**Seitentext:**
★ ★ ★

Heute morgen habe ich dann einem Mitarbeiter des Netzbetreibers so die Ohren vollgeheult, dass er bei seinen Kollegen vorbeiging und meinen PIN aus einem PDF abgeschrieben hat und mir den telefonisch durchgegeben hat. (ohne, dass ich mich außer Name und Adresse legitimieren musste. Nicht wirklich im Sinne des Datenschutzes, aber angenehm pragmatisch).
Ich bin mir nicht sicher, wie man die gefühlten 100.000 lokalen Netzbetreiber (von einem Kollegen aus der Branche als “Kabelfürsten” bezeichnet) auf Linie bringen will, wenn die nicht mal in der Lage sind sich bei der Smart Meter Ausrollung an die Gesetze zu halten ist mir schleierhaft.
Ich glaube wir hätten unfassbar viele Möglichkeiten, wenn wir diesen Wildwuchs erst mal unter Kontrolle bringen könnten.
Aber die Idee mit der Solar Happy Hour gefällt mir trotzdem gut. Wobei ich da dann Leute bei -4°C im Garten im dampfenden Whirlpool mit Heizstrahler über’m Kopf und dem Steak auf dem Elektrogrill vor dem geistigen Auge sehe.

★ ★ ★

**Kurze Aufgabe 1:**
Zähle alle Gegenstände auf, die der Seitentext in der ausgemalten Szene zur Solar Happy Hour nennt.
**Kurze Aufgabe 2:**
Führe den Seitentext über die Netzbetreiber und die Solar Happy Hour im Anschluss an seinen letzten Satz weiter.
Die nachstehenden Zeilen stehen in keinem Zusammenhang mit dem Seitentext.

★ ★ ★

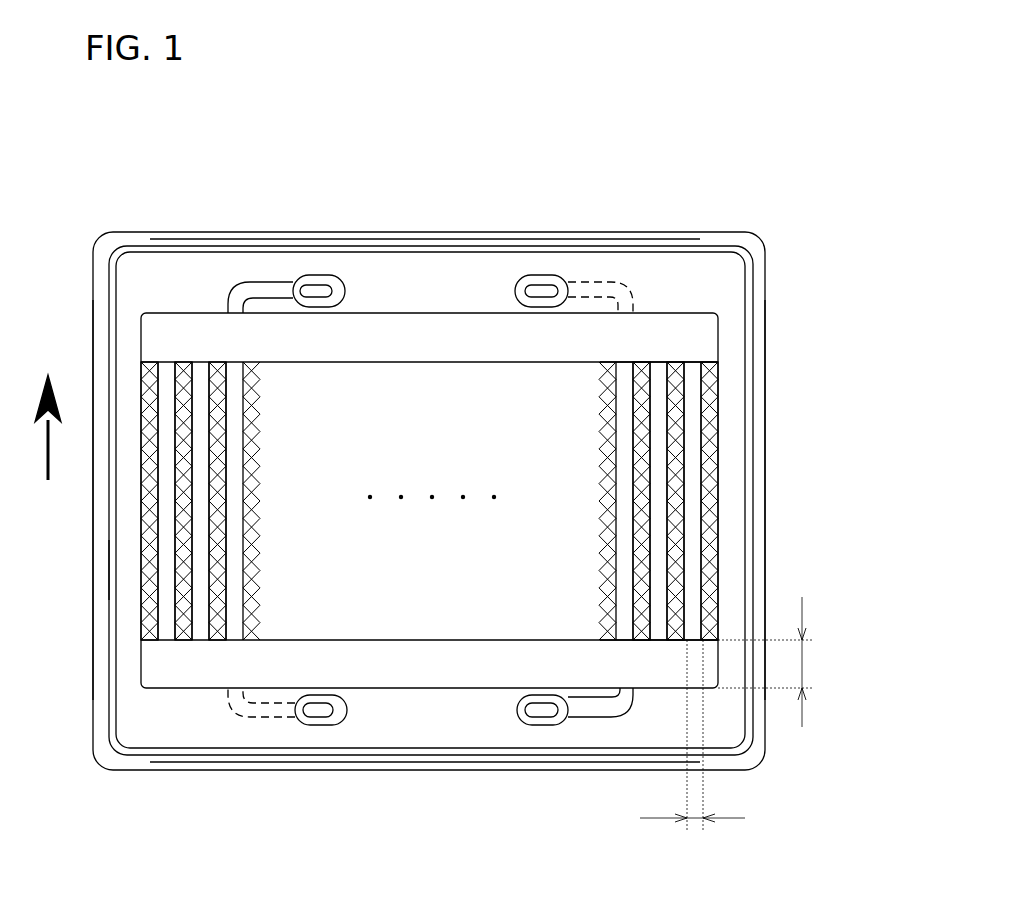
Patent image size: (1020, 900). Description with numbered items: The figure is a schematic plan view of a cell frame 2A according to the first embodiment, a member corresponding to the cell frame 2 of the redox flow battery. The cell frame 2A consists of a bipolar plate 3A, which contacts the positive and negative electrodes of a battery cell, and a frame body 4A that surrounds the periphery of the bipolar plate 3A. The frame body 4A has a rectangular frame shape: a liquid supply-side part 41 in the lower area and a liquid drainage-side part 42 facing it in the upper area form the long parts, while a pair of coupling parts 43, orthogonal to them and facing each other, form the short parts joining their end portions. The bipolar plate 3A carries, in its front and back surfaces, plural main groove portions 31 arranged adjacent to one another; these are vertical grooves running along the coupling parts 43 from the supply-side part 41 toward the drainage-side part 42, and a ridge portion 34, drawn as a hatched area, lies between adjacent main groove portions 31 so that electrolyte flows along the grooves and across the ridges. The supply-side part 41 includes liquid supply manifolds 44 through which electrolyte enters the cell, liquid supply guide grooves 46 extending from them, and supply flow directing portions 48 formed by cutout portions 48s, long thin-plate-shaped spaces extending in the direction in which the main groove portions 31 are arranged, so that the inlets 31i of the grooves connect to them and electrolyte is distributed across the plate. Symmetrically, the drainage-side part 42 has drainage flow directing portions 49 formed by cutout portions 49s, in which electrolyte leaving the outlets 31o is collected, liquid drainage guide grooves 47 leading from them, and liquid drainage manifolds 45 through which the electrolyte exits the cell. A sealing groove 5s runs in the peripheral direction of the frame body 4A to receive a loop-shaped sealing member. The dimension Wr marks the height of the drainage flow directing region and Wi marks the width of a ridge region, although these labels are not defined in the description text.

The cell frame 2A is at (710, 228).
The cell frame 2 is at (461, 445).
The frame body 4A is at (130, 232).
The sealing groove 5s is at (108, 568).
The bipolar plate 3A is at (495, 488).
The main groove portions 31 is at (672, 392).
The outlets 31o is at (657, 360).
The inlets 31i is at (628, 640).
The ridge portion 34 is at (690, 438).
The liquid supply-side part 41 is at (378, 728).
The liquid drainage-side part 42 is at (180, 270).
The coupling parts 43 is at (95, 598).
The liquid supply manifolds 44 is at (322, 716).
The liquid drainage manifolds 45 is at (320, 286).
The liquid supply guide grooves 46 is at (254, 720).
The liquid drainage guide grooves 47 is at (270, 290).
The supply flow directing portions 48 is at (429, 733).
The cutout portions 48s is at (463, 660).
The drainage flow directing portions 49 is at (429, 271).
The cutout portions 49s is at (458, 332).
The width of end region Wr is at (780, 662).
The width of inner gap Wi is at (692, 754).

★ ★ ★

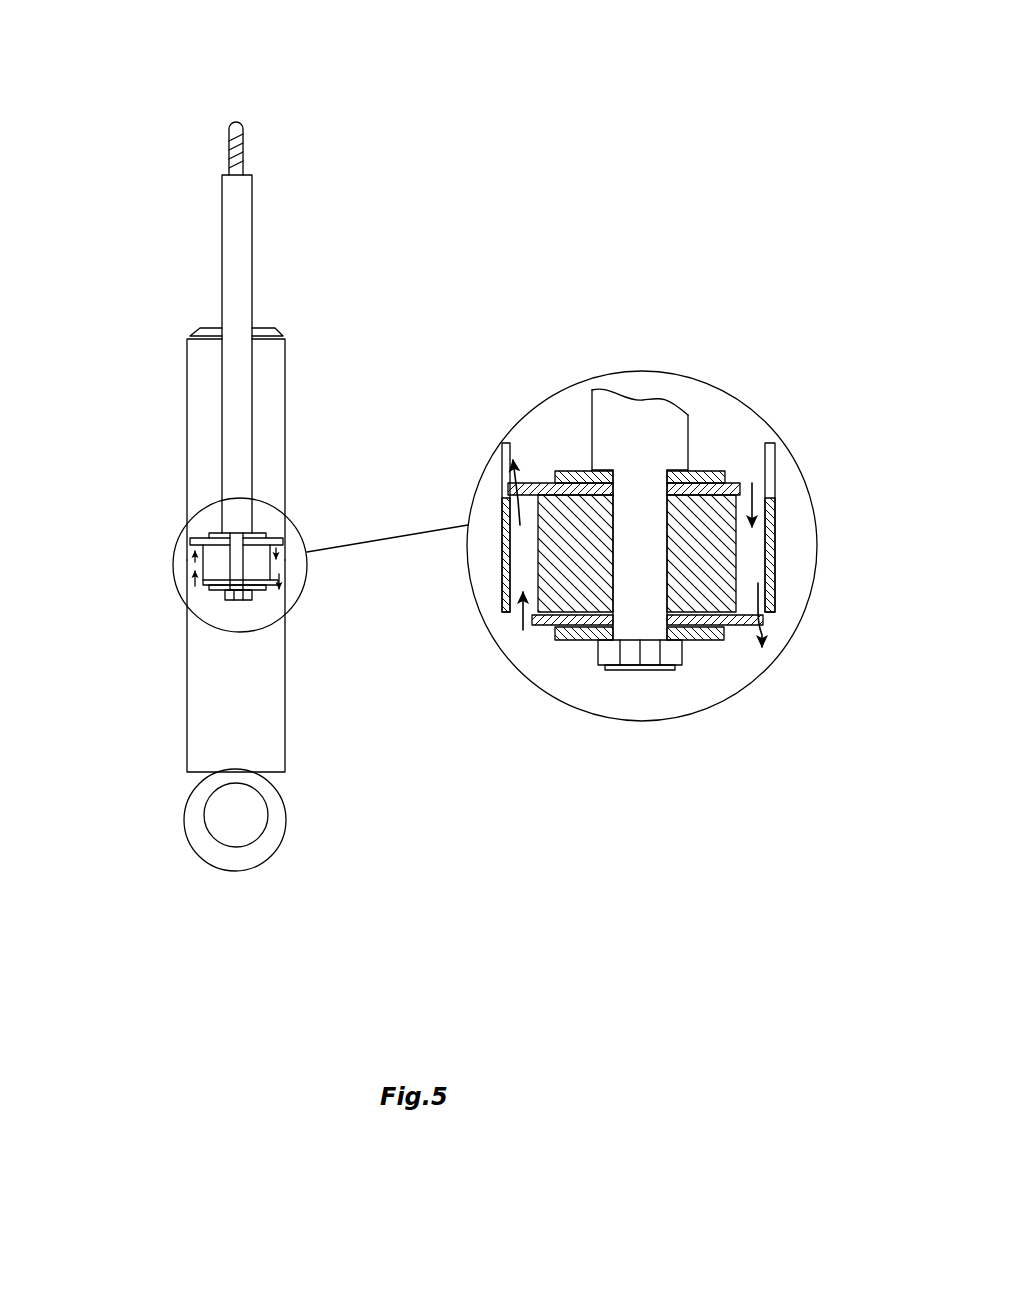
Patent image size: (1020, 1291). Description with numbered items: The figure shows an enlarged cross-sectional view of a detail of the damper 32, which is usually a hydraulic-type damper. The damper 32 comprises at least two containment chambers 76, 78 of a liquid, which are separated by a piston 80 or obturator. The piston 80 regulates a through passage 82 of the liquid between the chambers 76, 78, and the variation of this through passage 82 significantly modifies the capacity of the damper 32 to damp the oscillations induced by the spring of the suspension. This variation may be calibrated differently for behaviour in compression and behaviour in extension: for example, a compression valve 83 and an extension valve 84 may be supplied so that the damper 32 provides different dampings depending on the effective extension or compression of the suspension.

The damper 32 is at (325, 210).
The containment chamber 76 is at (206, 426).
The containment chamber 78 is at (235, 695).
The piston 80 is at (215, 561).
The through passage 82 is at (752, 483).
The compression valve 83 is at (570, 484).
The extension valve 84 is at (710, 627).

★ ★ ★

**Ergebnis der Aufgabe 1:**
Whirlpool, Heizstrahler, Steak, Elektrogrill

**Ergebnis der Aufgabe 2:**
Mal aus der Investorenperspektive betrachtet: wenn ich in den Hauptproduktionszeiten kein Geld für mein Produkt bekomme, warum dann investieren? Oder bezahlt der Steuerzahler mich?
Der Strom wird ja sowieso produziert. Ich kann also aktiv meine Anlagen abschalten oder sie einfach laufen lassen, auch wenn der Strom kostenlos abgegeben wird. Ist aber ein interessanter Gedanke. Wenn es in den Freistunden erste Blackouts gibt, wird die Stimmung sicher drohen zu kippen.
Da müsste man jetzt mal einen Netzexperten zu befragen. Soweit ich weiß, müssen Netzbetreiber und Stromlieferanten auch die Netzstabilität im Auge behalten. Ich kann mir vorstellen, dass es für das Netz besser ist, wenn nicht ständig Anlagen hoch- und runtergeregelt werden müssen. Mal davon abgesehen, könnte man, wenn man die Mehrerzeugung so sinnvoller einsetzen kann, eventuell auf netzstabiliserende Maßnahmen wie auf einen Teil der Gaskraftwerke verzichten.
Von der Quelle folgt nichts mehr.